## Source document

Moisture and hydration. Leopard geckos evolved in dry country and rarely drink from a standing dish, though you should always provide one. Most of their water comes from prey. Feeders with high moisture content help, and a humid hide supports shedding. Dehydration shows up as stuck sheds, sunken eyes, and constipation, so hydration isn't optional — it's just delivered differently than you'd expect.

Vitamins. Vitamin A supports vision, skin, and immune function; vitamin D3 is the cofactor that lets the body actually use calcium. A gecko kept without UVB especially depends on dietary D3 to absorb calcium at all. Trace vitamins are easy to supply through gut-loading and a periodic multivitamin dust, and easy to neglect into a deficiency.

Hold those five buckets in mind, because the entire red-wiggler-versus-discoid question is really just: which feeder fills these buckets better, and which causes fewer problems?

Red wigglers (Eisenia fetida): what they are and where they fit

Red wigglers are composting worms — the small, reddish-brown earthworms that power vermiculture bins and break down kitchen scraps. They're cheap, they breed like crazy in a damp bin of bedding and food waste, and they're sold everywhere bait is sold. All of that makes them tempting as a feeder: sustainable, renewable, basically free if you already compost. The sustainability story is genuinely true, and it's the strongest thing red wigglers have going for them.

Nutritionally and behaviorally, though, they come with real baggage that the eco-friendly framing tends to skip.

The headline problem is palatability. Red wigglers produce a coelomic fluid — a defensive secretion they release through their skin when handled, stressed, or threatened. It's that distinctive sharp, earthy smell you notice when you grab a handful from the bin. A lot of leopard geckos taste it and want nothing to do with it. You'll see geckos grab a wiggler, then drop it and wipe their mouth on the substrate. This isn't rare pickiness; it's a predictable response to a feeder that's chemically defended. Some individual geckos take them fine. Many don't. You can rinse the worms before offering to cut the secretion, and that helps, but you can't make a defended worm taste like a roach.

## Objective a
In the gecko feeding text, what do red wigglers release through their skin when handled or threatened?

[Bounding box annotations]
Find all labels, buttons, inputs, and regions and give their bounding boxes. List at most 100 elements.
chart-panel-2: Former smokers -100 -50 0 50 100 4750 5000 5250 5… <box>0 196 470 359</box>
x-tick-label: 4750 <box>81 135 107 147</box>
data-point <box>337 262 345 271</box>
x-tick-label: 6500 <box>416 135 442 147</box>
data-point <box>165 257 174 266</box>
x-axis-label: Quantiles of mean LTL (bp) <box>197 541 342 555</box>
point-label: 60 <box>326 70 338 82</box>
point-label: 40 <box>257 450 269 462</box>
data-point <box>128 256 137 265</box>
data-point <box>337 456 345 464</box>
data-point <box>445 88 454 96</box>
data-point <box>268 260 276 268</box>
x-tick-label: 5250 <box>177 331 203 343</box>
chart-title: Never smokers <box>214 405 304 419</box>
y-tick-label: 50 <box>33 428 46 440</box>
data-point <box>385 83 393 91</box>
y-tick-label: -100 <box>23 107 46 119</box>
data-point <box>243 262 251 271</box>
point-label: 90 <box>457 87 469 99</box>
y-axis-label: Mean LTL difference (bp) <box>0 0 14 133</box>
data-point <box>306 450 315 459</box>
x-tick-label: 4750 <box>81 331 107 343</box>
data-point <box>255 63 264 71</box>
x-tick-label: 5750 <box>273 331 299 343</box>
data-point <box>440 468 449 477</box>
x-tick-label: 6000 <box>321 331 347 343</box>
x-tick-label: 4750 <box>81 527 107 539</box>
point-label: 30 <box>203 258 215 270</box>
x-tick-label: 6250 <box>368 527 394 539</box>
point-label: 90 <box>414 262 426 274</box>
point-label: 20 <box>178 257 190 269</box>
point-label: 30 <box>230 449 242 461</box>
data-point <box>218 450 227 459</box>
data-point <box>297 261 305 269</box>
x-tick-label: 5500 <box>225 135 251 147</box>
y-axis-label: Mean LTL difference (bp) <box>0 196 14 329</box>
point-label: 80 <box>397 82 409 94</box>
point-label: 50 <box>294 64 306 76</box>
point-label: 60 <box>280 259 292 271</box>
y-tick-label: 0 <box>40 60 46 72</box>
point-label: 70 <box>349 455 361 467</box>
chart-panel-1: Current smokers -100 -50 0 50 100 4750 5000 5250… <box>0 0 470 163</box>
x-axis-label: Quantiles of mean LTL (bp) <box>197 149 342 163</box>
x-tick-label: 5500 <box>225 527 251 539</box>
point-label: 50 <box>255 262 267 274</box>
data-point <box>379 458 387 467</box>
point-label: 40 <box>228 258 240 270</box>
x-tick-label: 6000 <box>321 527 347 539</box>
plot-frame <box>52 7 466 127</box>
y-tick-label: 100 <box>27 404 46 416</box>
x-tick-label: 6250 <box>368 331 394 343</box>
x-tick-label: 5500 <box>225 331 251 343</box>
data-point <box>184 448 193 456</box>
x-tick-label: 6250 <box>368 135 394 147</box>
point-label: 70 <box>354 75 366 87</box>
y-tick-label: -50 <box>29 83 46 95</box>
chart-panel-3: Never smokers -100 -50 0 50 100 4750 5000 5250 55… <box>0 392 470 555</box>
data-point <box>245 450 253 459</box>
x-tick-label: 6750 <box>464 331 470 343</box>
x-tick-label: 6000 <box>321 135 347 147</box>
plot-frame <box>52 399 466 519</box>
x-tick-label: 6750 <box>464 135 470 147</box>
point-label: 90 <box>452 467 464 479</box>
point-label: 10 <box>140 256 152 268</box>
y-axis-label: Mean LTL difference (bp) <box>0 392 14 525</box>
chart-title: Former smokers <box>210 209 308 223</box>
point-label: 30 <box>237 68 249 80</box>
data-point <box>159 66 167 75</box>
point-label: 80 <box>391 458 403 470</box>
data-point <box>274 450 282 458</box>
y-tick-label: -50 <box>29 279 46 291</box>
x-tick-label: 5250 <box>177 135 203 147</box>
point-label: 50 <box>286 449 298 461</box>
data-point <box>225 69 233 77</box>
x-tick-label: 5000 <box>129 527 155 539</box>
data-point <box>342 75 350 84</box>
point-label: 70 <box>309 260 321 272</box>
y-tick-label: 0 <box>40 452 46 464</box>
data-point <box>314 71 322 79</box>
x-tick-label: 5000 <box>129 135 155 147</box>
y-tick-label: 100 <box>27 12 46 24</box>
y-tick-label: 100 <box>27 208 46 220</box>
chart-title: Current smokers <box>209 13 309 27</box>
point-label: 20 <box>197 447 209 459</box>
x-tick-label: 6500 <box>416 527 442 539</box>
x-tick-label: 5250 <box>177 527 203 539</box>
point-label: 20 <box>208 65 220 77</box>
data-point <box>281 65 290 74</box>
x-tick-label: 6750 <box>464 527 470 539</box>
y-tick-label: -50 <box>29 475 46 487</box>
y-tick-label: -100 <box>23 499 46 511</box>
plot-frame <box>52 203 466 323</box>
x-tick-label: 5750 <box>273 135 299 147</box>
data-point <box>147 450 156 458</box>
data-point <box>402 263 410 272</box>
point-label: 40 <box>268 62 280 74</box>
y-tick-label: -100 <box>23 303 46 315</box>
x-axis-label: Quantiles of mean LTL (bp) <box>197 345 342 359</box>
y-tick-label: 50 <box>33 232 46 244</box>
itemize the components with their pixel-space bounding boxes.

---

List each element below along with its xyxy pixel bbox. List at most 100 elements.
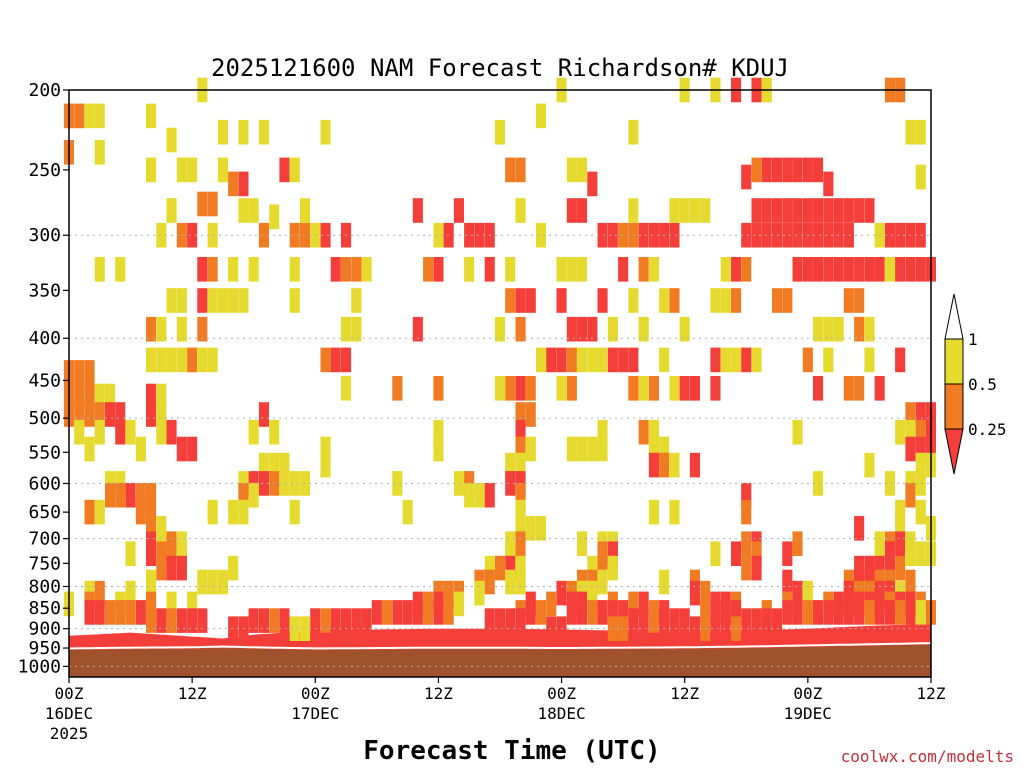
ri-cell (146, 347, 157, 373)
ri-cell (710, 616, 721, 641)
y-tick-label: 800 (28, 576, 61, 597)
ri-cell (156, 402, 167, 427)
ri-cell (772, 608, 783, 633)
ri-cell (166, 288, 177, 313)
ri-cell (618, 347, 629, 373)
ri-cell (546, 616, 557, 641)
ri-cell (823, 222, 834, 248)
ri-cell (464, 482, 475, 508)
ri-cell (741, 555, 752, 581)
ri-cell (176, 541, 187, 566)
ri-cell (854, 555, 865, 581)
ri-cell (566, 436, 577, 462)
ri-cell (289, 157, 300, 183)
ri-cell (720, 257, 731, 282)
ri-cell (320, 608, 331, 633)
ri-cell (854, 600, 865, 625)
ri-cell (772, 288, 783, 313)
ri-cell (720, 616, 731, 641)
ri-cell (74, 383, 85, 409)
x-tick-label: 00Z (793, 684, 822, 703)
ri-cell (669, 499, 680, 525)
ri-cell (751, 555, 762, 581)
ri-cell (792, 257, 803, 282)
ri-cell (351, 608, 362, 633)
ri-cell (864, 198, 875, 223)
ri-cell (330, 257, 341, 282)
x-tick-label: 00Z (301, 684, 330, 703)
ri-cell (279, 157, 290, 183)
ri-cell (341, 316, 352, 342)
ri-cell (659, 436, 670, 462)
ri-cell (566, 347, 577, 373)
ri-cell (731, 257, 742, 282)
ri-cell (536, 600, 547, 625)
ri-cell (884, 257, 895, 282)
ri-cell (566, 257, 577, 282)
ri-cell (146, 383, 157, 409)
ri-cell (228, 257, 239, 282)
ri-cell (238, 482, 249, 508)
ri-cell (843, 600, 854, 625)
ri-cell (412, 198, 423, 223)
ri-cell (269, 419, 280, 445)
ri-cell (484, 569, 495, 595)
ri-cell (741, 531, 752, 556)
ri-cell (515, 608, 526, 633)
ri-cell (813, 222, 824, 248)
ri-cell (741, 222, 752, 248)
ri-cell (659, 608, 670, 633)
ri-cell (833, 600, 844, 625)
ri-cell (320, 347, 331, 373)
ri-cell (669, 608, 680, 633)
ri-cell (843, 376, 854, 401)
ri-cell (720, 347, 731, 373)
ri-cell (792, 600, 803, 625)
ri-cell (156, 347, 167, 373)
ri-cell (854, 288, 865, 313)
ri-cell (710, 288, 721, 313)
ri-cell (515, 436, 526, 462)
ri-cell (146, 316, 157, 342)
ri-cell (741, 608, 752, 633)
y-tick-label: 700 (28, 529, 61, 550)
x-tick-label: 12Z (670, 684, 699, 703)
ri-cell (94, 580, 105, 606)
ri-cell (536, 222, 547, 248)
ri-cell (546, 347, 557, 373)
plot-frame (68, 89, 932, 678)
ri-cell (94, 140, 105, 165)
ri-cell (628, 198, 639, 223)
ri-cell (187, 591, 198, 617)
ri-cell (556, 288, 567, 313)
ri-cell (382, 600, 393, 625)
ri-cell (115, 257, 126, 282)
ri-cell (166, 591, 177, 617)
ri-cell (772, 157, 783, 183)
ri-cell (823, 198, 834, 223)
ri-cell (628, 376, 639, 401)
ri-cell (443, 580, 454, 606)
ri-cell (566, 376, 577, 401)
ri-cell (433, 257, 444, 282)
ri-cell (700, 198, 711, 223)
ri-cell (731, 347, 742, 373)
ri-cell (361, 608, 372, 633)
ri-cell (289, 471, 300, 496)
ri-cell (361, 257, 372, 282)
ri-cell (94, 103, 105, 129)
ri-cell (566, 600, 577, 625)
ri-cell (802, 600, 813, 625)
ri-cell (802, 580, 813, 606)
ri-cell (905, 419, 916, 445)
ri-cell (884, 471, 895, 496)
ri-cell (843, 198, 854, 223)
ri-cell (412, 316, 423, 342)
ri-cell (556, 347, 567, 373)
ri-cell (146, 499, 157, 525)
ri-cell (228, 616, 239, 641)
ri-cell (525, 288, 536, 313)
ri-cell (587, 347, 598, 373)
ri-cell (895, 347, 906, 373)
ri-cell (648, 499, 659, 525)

## Objective b
Duplicate the lines of the records between the line holding "Find all labels, buttons, inputs, and" and the line holding "data-point <box>445 88 454 96</box>", inclusive.

## Complete output a
A defensive secretion called coelomic fluid.

## Complete output b
Find all labels, buttons, inputs, and regions and give their bounding boxes. List at most 100 elements.
chart-panel-2: Former smokers -100 -50 0 50 100 4750 5000 5250 5… <box>0 196 470 359</box>
x-tick-label: 4750 <box>81 135 107 147</box>
data-point <box>337 262 345 271</box>
x-tick-label: 6500 <box>416 135 442 147</box>
data-point <box>165 257 174 266</box>
x-axis-label: Quantiles of mean LTL (bp) <box>197 541 342 555</box>
point-label: 60 <box>326 70 338 82</box>
point-label: 40 <box>257 450 269 462</box>
data-point <box>128 256 137 265</box>
data-point <box>337 456 345 464</box>
data-point <box>445 88 454 96</box>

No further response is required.